◆ INSTRUCTIONS FOR THE TASK
Return all lines where the word "Materia" can be found.

◆ RECORDED INFORMATION

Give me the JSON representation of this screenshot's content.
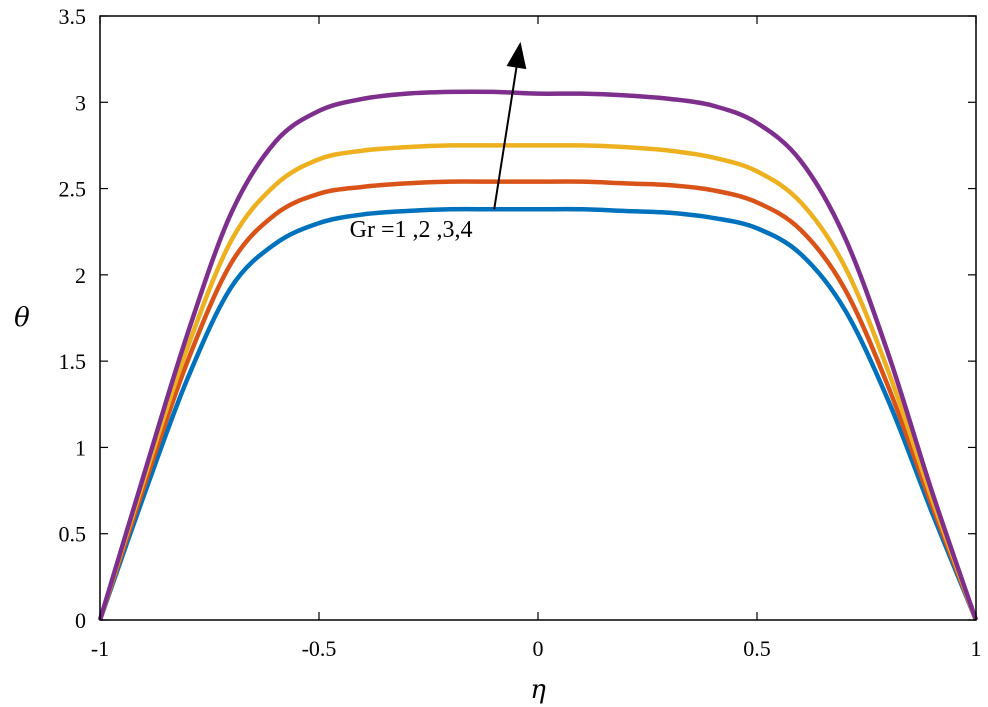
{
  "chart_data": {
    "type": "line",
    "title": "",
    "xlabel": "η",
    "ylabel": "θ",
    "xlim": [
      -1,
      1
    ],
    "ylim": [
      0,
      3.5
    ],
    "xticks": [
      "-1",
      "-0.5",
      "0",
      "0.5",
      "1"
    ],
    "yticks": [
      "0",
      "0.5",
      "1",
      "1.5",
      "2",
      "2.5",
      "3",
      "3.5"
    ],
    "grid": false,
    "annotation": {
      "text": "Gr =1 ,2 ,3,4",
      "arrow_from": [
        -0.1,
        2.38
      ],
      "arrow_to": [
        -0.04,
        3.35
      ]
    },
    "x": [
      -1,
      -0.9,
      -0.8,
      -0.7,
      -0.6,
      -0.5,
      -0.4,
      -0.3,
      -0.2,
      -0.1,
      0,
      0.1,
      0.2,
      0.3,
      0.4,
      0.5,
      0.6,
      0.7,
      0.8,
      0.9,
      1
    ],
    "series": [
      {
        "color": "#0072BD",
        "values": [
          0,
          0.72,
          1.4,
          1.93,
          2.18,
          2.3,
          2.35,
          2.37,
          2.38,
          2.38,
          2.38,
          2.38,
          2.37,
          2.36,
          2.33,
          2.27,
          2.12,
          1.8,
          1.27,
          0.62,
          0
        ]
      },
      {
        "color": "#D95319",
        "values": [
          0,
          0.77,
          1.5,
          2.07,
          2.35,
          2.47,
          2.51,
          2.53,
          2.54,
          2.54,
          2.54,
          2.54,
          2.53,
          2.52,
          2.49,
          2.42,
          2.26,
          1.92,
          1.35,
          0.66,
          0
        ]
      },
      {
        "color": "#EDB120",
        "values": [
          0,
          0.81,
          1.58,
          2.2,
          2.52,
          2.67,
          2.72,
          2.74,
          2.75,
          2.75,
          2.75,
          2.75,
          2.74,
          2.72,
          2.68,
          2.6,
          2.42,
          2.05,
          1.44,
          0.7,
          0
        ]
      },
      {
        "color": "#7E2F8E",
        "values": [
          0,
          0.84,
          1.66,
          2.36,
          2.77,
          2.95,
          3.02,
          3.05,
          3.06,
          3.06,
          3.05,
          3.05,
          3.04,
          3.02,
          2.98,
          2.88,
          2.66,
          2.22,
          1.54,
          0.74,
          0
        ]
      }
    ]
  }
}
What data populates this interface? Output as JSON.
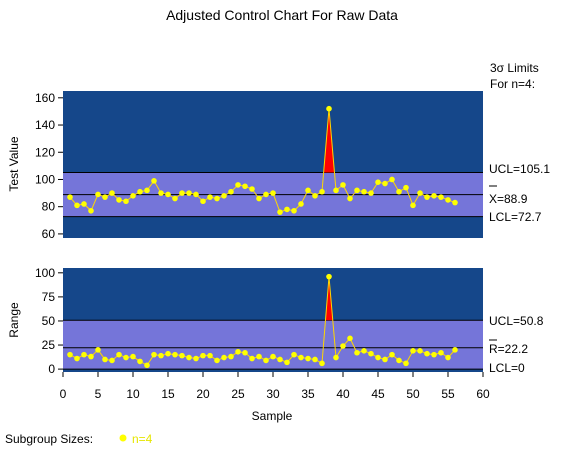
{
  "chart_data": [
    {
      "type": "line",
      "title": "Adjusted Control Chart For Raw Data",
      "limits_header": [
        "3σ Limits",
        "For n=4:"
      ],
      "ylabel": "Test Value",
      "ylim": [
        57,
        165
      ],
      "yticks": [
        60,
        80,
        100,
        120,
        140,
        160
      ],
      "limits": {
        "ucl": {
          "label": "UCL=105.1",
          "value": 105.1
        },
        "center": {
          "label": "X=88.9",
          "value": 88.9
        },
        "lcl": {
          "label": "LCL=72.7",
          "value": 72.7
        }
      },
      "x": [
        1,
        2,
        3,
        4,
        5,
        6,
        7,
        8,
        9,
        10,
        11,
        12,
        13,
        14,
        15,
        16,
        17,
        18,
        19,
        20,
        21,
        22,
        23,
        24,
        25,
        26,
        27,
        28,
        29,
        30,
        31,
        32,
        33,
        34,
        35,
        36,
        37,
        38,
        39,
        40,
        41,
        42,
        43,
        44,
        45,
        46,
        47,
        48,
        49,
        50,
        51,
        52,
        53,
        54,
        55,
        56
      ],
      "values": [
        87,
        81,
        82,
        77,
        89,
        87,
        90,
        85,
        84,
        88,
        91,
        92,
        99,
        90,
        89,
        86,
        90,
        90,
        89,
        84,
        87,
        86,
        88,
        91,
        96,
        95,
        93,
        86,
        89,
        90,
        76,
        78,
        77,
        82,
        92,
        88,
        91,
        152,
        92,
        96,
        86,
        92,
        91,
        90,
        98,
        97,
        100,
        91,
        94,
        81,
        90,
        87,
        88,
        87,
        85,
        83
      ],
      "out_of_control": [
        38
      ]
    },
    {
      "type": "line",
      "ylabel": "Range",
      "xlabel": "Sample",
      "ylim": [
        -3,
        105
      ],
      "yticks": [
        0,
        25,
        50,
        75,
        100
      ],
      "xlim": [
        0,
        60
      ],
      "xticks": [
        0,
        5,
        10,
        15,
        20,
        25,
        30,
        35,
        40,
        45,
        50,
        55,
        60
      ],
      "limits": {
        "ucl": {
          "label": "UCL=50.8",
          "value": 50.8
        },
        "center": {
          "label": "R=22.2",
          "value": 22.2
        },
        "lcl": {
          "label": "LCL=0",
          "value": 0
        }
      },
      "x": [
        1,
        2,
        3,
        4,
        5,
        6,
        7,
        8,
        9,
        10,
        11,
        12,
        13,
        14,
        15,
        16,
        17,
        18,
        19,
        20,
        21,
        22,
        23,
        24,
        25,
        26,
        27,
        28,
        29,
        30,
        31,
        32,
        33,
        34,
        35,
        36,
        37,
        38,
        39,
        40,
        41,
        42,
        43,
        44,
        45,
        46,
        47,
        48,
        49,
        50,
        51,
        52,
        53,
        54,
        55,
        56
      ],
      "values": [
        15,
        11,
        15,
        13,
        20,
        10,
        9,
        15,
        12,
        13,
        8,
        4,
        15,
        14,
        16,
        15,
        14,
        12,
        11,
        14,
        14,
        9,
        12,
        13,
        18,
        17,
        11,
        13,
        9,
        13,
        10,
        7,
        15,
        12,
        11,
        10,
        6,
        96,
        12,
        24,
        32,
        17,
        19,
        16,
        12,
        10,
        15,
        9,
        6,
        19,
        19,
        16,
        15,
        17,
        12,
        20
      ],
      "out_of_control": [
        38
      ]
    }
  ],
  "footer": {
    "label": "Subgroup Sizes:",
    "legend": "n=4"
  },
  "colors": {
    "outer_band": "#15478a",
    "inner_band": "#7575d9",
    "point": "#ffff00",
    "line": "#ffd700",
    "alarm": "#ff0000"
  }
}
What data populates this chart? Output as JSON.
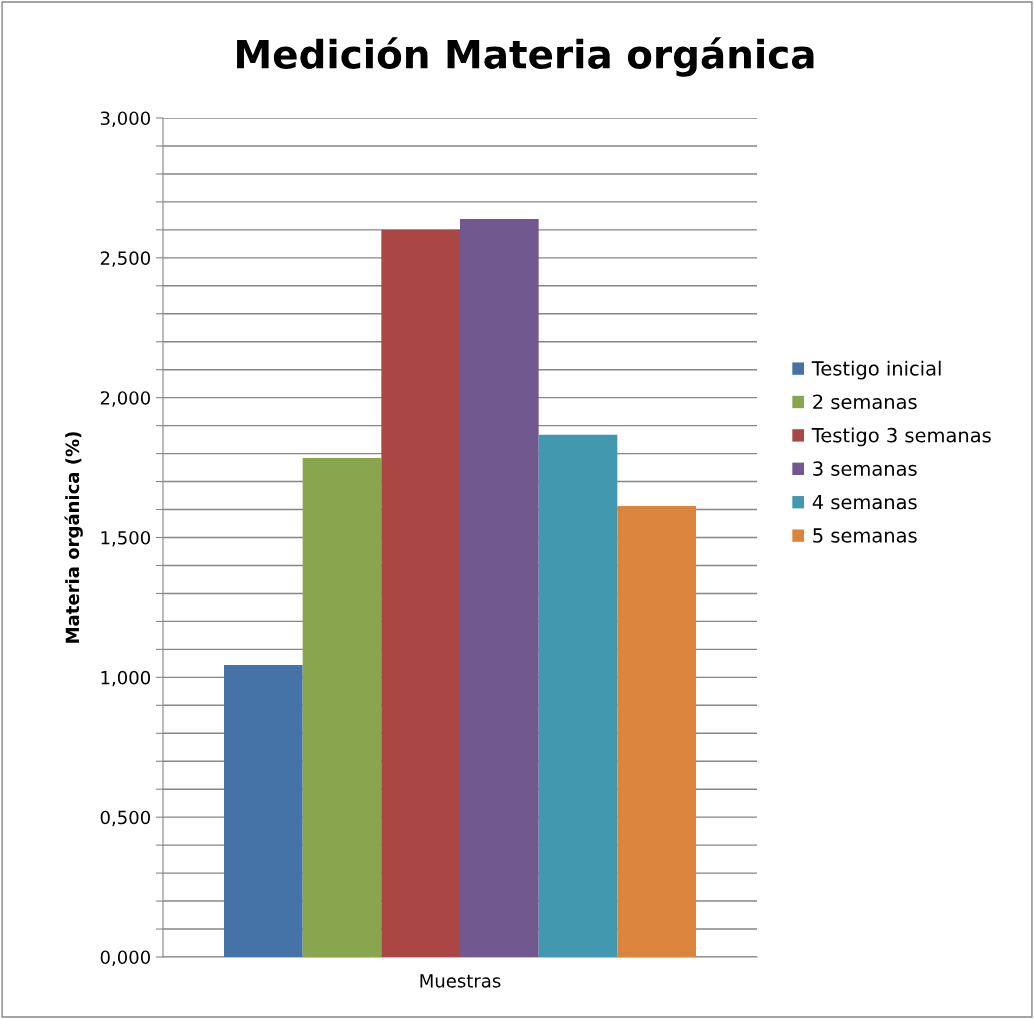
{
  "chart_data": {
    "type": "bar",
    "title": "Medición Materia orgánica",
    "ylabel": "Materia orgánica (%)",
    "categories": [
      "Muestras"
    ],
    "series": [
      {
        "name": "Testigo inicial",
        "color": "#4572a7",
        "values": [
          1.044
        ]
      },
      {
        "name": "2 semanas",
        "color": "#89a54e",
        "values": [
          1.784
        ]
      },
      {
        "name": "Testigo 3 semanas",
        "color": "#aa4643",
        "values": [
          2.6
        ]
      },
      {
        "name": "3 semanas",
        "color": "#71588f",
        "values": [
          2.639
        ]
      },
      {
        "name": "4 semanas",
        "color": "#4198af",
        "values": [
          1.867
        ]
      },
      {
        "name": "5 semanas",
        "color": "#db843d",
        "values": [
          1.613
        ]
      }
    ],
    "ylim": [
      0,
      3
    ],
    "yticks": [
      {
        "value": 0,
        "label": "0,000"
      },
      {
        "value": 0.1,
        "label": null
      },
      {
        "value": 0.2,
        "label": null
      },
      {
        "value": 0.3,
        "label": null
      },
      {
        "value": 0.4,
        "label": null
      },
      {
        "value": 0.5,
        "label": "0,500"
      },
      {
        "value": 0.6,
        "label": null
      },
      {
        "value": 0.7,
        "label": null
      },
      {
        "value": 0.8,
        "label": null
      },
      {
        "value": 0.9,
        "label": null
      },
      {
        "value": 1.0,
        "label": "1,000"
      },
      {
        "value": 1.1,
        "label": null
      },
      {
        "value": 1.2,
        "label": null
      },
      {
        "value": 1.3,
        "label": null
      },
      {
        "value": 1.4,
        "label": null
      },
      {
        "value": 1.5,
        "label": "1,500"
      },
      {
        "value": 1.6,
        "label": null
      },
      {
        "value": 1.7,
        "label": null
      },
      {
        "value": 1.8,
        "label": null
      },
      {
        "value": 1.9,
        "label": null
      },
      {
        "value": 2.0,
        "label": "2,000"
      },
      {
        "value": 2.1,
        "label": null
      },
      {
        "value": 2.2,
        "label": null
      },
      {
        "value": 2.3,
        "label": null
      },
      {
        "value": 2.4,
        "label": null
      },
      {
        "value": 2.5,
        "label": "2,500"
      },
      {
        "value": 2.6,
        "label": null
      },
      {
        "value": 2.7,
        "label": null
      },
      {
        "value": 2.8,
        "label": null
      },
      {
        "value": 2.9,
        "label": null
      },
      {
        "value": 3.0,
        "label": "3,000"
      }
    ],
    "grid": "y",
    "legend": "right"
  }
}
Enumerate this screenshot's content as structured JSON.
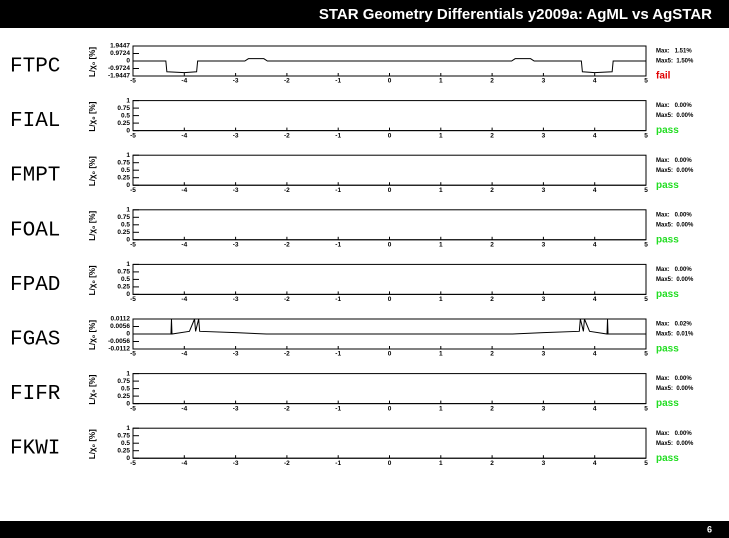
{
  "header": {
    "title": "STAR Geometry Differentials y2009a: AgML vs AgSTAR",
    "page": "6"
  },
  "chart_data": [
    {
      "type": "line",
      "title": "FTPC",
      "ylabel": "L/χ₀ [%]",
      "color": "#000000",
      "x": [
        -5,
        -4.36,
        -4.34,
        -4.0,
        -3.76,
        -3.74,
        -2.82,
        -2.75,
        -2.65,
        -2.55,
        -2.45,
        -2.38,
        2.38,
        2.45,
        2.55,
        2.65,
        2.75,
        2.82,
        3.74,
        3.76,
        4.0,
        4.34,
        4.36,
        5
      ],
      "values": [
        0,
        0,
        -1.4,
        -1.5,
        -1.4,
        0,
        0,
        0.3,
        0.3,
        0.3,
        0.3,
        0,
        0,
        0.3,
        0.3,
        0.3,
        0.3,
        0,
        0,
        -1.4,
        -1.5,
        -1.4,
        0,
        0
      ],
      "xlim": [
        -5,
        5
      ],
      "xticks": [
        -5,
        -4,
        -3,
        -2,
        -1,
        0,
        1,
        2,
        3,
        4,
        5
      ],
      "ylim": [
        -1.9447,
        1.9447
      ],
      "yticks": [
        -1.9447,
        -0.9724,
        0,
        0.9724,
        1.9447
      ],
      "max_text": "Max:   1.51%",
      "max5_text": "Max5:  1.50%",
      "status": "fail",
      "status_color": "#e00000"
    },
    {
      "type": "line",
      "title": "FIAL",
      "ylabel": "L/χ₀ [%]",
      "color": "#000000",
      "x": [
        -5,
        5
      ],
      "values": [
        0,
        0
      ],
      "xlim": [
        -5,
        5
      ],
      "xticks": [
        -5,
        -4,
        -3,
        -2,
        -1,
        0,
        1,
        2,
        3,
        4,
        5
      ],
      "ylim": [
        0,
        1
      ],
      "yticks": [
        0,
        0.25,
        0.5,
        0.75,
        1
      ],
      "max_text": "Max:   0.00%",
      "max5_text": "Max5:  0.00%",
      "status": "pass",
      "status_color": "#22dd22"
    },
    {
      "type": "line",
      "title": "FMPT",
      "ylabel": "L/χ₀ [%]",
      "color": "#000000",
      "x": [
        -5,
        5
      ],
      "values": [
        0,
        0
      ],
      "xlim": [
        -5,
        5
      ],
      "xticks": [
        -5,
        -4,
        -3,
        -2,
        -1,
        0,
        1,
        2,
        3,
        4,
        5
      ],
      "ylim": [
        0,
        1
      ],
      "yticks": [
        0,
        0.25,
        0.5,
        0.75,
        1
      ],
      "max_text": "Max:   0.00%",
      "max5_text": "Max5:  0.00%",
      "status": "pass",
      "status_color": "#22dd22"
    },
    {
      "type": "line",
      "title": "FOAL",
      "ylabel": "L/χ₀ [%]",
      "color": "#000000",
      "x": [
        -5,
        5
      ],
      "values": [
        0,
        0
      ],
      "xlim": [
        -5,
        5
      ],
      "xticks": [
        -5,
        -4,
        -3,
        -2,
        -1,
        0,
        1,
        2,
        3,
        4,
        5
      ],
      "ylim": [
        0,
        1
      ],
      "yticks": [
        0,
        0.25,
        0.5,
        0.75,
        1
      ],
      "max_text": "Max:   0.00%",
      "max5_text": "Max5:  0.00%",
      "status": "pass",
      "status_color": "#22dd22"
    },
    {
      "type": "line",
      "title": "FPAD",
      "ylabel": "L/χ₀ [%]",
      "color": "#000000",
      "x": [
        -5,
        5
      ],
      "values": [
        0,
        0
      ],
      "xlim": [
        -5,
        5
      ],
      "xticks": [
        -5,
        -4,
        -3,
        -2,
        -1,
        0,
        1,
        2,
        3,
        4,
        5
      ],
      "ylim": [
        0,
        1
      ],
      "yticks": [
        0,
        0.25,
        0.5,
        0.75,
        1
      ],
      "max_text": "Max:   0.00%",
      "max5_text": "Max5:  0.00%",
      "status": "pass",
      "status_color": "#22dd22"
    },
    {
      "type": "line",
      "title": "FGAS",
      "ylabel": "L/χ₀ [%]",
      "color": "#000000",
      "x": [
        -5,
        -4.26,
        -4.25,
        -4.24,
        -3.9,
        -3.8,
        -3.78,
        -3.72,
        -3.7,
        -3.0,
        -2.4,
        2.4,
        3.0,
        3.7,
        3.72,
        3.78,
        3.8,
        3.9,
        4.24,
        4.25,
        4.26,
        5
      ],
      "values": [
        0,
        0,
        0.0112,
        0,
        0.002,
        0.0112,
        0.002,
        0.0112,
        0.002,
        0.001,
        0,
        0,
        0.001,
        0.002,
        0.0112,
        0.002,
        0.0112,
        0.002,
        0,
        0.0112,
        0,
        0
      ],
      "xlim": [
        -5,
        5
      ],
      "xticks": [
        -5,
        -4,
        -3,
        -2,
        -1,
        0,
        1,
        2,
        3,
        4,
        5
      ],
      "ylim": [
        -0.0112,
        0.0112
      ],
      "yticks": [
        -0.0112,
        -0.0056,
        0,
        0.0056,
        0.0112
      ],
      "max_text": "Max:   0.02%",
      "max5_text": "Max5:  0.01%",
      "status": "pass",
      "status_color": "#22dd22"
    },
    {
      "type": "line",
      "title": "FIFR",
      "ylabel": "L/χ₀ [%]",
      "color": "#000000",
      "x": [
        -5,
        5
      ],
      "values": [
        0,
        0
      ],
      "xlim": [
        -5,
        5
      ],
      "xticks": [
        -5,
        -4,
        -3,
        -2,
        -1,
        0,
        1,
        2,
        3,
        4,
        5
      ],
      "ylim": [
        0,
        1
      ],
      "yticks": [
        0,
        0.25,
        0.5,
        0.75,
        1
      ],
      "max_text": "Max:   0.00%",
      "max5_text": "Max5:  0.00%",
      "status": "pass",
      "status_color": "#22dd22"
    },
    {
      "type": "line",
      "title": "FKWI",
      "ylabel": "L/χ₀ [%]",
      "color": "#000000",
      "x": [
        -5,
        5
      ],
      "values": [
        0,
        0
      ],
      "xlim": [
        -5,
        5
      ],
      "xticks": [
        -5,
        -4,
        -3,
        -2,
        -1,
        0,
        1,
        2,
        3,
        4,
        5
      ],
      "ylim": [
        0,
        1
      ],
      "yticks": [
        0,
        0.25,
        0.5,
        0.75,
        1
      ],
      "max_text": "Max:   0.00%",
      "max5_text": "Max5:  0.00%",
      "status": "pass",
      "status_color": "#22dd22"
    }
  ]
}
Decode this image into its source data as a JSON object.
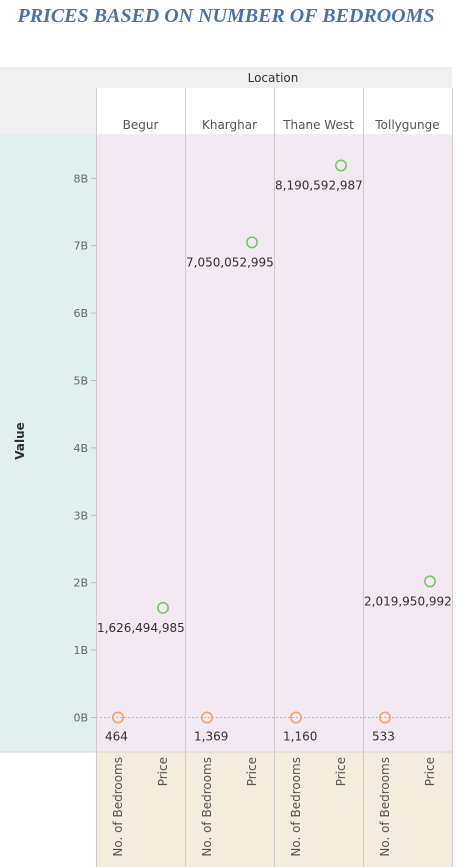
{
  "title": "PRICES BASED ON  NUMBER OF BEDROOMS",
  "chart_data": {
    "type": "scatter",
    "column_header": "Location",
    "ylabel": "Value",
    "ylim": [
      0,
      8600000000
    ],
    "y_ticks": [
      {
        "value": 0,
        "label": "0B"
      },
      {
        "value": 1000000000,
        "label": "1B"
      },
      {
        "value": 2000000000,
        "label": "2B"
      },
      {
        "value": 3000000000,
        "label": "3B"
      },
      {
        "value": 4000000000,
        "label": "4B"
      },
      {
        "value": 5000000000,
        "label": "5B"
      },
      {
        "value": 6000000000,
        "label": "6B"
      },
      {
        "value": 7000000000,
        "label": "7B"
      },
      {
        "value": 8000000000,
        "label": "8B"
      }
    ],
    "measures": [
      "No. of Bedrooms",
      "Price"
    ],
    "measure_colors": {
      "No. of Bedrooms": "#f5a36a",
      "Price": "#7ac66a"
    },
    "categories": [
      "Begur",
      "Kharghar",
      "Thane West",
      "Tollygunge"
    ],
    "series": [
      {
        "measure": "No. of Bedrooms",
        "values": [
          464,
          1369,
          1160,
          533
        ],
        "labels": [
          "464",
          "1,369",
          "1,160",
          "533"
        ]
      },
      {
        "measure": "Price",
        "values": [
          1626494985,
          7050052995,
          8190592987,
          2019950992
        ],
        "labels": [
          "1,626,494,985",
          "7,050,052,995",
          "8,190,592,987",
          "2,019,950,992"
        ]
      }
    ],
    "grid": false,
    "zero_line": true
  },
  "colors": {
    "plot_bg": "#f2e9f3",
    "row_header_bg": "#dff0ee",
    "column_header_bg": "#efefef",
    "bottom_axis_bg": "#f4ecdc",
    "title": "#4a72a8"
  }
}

◆ REPLY TO THE EXERCISE
    "title": "Medición Materia orgánica",
    "ylabel": "Materia orgánica (%)",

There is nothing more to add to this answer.